# start of GIVEN DATA
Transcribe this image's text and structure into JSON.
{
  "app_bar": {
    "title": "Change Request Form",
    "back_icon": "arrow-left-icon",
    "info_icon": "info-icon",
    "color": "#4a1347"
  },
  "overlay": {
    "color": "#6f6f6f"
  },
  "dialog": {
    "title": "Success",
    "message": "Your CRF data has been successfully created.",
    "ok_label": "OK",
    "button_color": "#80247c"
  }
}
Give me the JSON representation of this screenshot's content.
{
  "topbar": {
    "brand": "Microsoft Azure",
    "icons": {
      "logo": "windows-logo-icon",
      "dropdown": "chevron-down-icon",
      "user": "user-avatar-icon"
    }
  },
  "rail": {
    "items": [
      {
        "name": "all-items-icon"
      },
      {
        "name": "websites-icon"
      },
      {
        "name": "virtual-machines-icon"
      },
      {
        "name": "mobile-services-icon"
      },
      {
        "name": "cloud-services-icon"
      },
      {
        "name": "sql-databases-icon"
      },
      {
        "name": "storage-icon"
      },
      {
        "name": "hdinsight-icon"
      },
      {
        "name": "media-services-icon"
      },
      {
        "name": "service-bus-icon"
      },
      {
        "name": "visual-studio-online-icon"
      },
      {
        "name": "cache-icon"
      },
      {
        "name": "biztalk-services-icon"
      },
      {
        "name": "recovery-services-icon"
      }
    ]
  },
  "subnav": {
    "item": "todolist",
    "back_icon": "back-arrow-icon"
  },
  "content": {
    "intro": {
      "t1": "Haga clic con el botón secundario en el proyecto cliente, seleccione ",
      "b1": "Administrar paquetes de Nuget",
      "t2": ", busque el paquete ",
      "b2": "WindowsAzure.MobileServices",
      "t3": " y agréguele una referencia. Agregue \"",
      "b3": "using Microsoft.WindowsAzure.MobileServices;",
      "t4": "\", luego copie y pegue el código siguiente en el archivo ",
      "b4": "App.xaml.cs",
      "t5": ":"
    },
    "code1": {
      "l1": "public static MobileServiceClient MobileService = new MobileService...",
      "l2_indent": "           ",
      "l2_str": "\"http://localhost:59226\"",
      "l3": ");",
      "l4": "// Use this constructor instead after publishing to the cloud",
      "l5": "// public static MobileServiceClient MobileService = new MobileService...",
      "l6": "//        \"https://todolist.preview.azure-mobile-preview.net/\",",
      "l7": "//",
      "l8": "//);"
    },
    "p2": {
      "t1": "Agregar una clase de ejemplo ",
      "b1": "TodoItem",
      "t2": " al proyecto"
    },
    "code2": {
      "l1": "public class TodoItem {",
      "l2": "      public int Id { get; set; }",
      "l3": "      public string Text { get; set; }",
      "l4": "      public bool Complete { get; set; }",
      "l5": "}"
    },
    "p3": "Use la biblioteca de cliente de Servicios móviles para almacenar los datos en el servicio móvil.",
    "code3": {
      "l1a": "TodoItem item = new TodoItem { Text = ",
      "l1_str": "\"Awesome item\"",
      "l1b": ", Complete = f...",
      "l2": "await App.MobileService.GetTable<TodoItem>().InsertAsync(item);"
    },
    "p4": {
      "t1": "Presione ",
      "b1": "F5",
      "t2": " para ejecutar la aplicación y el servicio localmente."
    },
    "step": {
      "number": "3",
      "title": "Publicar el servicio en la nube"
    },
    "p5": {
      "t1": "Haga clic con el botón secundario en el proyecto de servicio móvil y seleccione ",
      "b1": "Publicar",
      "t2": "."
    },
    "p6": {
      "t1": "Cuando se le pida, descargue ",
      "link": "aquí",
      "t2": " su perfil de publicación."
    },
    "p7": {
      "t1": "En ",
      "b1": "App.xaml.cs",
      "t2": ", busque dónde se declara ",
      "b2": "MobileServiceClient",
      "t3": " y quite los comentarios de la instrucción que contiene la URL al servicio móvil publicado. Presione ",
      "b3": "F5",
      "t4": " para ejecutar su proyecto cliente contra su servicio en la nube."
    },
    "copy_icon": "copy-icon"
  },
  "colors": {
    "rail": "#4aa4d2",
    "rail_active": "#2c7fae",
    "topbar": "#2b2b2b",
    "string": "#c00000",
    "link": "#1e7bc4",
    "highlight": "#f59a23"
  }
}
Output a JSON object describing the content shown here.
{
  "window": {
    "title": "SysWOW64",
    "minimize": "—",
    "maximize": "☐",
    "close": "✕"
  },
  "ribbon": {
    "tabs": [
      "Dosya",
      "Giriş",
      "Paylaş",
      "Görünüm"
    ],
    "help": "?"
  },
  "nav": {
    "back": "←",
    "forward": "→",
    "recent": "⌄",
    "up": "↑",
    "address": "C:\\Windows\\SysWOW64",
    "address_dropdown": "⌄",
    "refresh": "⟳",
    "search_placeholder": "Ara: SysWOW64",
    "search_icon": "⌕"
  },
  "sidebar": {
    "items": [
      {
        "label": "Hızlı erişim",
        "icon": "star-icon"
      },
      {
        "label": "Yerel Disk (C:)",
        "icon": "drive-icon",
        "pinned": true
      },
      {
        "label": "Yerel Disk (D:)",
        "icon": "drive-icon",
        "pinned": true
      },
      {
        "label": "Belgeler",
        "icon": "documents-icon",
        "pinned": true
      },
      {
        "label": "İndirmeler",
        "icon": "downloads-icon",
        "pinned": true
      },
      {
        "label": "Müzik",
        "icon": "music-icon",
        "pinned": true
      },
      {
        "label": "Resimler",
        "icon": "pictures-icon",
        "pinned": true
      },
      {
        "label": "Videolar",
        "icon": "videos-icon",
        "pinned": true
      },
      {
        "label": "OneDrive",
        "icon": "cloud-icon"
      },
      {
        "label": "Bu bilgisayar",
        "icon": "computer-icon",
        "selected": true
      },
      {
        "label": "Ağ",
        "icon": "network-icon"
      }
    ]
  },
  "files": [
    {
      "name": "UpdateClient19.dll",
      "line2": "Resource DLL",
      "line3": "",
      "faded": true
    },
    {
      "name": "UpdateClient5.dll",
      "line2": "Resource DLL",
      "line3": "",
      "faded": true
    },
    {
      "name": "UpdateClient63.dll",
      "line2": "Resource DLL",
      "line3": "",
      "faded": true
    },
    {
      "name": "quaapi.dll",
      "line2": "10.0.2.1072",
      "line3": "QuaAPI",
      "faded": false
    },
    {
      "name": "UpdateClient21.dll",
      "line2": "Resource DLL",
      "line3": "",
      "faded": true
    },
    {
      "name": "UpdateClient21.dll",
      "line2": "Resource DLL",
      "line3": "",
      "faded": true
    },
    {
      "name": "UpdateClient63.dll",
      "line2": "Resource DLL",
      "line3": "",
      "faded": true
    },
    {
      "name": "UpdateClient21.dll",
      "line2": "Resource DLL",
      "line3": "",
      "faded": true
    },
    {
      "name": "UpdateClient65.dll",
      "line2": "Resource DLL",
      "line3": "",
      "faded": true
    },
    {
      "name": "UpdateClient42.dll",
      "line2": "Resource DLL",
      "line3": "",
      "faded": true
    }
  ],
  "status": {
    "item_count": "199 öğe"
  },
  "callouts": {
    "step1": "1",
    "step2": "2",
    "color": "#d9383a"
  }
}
# end of GIVEN DATA
» **DIRECTIONS FOR THIS TASK**:
Copy all the records above precisely.

» **RESPONSE TO THE EXERCISE**:
Transcribe this image's text and structure into JSON.
{
  "app_bar": {
    "title": "Change Request Form",
    "back_icon": "arrow-left-icon",
    "info_icon": "info-icon",
    "color": "#4a1347"
  },
  "overlay": {
    "color": "#6f6f6f"
  },
  "dialog": {
    "title": "Success",
    "message": "Your CRF data has been successfully created.",
    "ok_label": "OK",
    "button_color": "#80247c"
  }
}
Give me the JSON representation of this screenshot's content.
{
  "topbar": {
    "brand": "Microsoft Azure",
    "icons": {
      "logo": "windows-logo-icon",
      "dropdown": "chevron-down-icon",
      "user": "user-avatar-icon"
    }
  },
  "rail": {
    "items": [
      {
        "name": "all-items-icon"
      },
      {
        "name": "websites-icon"
      },
      {
        "name": "virtual-machines-icon"
      },
      {
        "name": "mobile-services-icon"
      },
      {
        "name": "cloud-services-icon"
      },
      {
        "name": "sql-databases-icon"
      },
      {
        "name": "storage-icon"
      },
      {
        "name": "hdinsight-icon"
      },
      {
        "name": "media-services-icon"
      },
      {
        "name": "service-bus-icon"
      },
      {
        "name": "visual-studio-online-icon"
      },
      {
        "name": "cache-icon"
      },
      {
        "name": "biztalk-services-icon"
      },
      {
        "name": "recovery-services-icon"
      }
    ]
  },
  "subnav": {
    "item": "todolist",
    "back_icon": "back-arrow-icon"
  },
  "content": {
    "intro": {
      "t1": "Haga clic con el botón secundario en el proyecto cliente, seleccione ",
      "b1": "Administrar paquetes de Nuget",
      "t2": ", busque el paquete ",
      "b2": "WindowsAzure.MobileServices",
      "t3": " y agréguele una referencia. Agregue \"",
      "b3": "using Microsoft.WindowsAzure.MobileServices;",
      "t4": "\", luego copie y pegue el código siguiente en el archivo ",
      "b4": "App.xaml.cs",
      "t5": ":"
    },
    "code1": {
      "l1": "public static MobileServiceClient MobileService = new MobileService...",
      "l2_indent": "           ",
      "l2_str": "\"http://localhost:59226\"",
      "l3": ");",
      "l4": "// Use this constructor instead after publishing to the cloud",
      "l5": "// public static MobileServiceClient MobileService = new MobileService...",
      "l6": "//        \"https://todolist.preview.azure-mobile-preview.net/\",",
      "l7": "//",
      "l8": "//);"
    },
    "p2": {
      "t1": "Agregar una clase de ejemplo ",
      "b1": "TodoItem",
      "t2": " al proyecto"
    },
    "code2": {
      "l1": "public class TodoItem {",
      "l2": "      public int Id { get; set; }",
      "l3": "      public string Text { get; set; }",
      "l4": "      public bool Complete { get; set; }",
      "l5": "}"
    },
    "p3": "Use la biblioteca de cliente de Servicios móviles para almacenar los datos en el servicio móvil.",
    "code3": {
      "l1a": "TodoItem item = new TodoItem { Text = ",
      "l1_str": "\"Awesome item\"",
      "l1b": ", Complete = f...",
      "l2": "await App.MobileService.GetTable<TodoItem>().InsertAsync(item);"
    },
    "p4": {
      "t1": "Presione ",
      "b1": "F5",
      "t2": " para ejecutar la aplicación y el servicio localmente."
    },
    "step": {
      "number": "3",
      "title": "Publicar el servicio en la nube"
    },
    "p5": {
      "t1": "Haga clic con el botón secundario en el proyecto de servicio móvil y seleccione ",
      "b1": "Publicar",
      "t2": "."
    },
    "p6": {
      "t1": "Cuando se le pida, descargue ",
      "link": "aquí",
      "t2": " su perfil de publicación."
    },
    "p7": {
      "t1": "En ",
      "b1": "App.xaml.cs",
      "t2": ", busque dónde se declara ",
      "b2": "MobileServiceClient",
      "t3": " y quite los comentarios de la instrucción que contiene la URL al servicio móvil publicado. Presione ",
      "b3": "F5",
      "t4": " para ejecutar su proyecto cliente contra su servicio en la nube."
    },
    "copy_icon": "copy-icon"
  },
  "colors": {
    "rail": "#4aa4d2",
    "rail_active": "#2c7fae",
    "topbar": "#2b2b2b",
    "string": "#c00000",
    "link": "#1e7bc4",
    "highlight": "#f59a23"
  }
}
Output a JSON object describing the content shown here.
{
  "window": {
    "title": "SysWOW64",
    "minimize": "—",
    "maximize": "☐",
    "close": "✕"
  },
  "ribbon": {
    "tabs": [
      "Dosya",
      "Giriş",
      "Paylaş",
      "Görünüm"
    ],
    "help": "?"
  },
  "nav": {
    "back": "←",
    "forward": "→",
    "recent": "⌄",
    "up": "↑",
    "address": "C:\\Windows\\SysWOW64",
    "address_dropdown": "⌄",
    "refresh": "⟳",
    "search_placeholder": "Ara: SysWOW64",
    "search_icon": "⌕"
  },
  "sidebar": {
    "items": [
      {
        "label": "Hızlı erişim",
        "icon": "star-icon"
      },
      {
        "label": "Yerel Disk (C:)",
        "icon": "drive-icon",
        "pinned": true
      },
      {
        "label": "Yerel Disk (D:)",
        "icon": "drive-icon",
        "pinned": true
      },
      {
        "label": "Belgeler",
        "icon": "documents-icon",
        "pinned": true
      },
      {
        "label": "İndirmeler",
        "icon": "downloads-icon",
        "pinned": true
      },
      {
        "label": "Müzik",
        "icon": "music-icon",
        "pinned": true
      },
      {
        "label": "Resimler",
        "icon": "pictures-icon",
        "pinned": true
      },
      {
        "label": "Videolar",
        "icon": "videos-icon",
        "pinned": true
      },
      {
        "label": "OneDrive",
        "icon": "cloud-icon"
      },
      {
        "label": "Bu bilgisayar",
        "icon": "computer-icon",
        "selected": true
      },
      {
        "label": "Ağ",
        "icon": "network-icon"
      }
    ]
  },
  "files": [
    {
      "name": "UpdateClient19.dll",
      "line2": "Resource DLL",
      "line3": "",
      "faded": true
    },
    {
      "name": "UpdateClient5.dll",
      "line2": "Resource DLL",
      "line3": "",
      "faded": true
    },
    {
      "name": "UpdateClient63.dll",
      "line2": "Resource DLL",
      "line3": "",
      "faded": true
    },
    {
      "name": "quaapi.dll",
      "line2": "10.0.2.1072",
      "line3": "QuaAPI",
      "faded": false
    },
    {
      "name": "UpdateClient21.dll",
      "line2": "Resource DLL",
      "line3": "",
      "faded": true
    },
    {
      "name": "UpdateClient21.dll",
      "line2": "Resource DLL",
      "line3": "",
      "faded": true
    },
    {
      "name": "UpdateClient63.dll",
      "line2": "Resource DLL",
      "line3": "",
      "faded": true
    },
    {
      "name": "UpdateClient21.dll",
      "line2": "Resource DLL",
      "line3": "",
      "faded": true
    },
    {
      "name": "UpdateClient65.dll",
      "line2": "Resource DLL",
      "line3": "",
      "faded": true
    },
    {
      "name": "UpdateClient42.dll",
      "line2": "Resource DLL",
      "line3": "",
      "faded": true
    }
  ],
  "status": {
    "item_count": "199 öğe"
  },
  "callouts": {
    "step1": "1",
    "step2": "2",
    "color": "#d9383a"
  }
}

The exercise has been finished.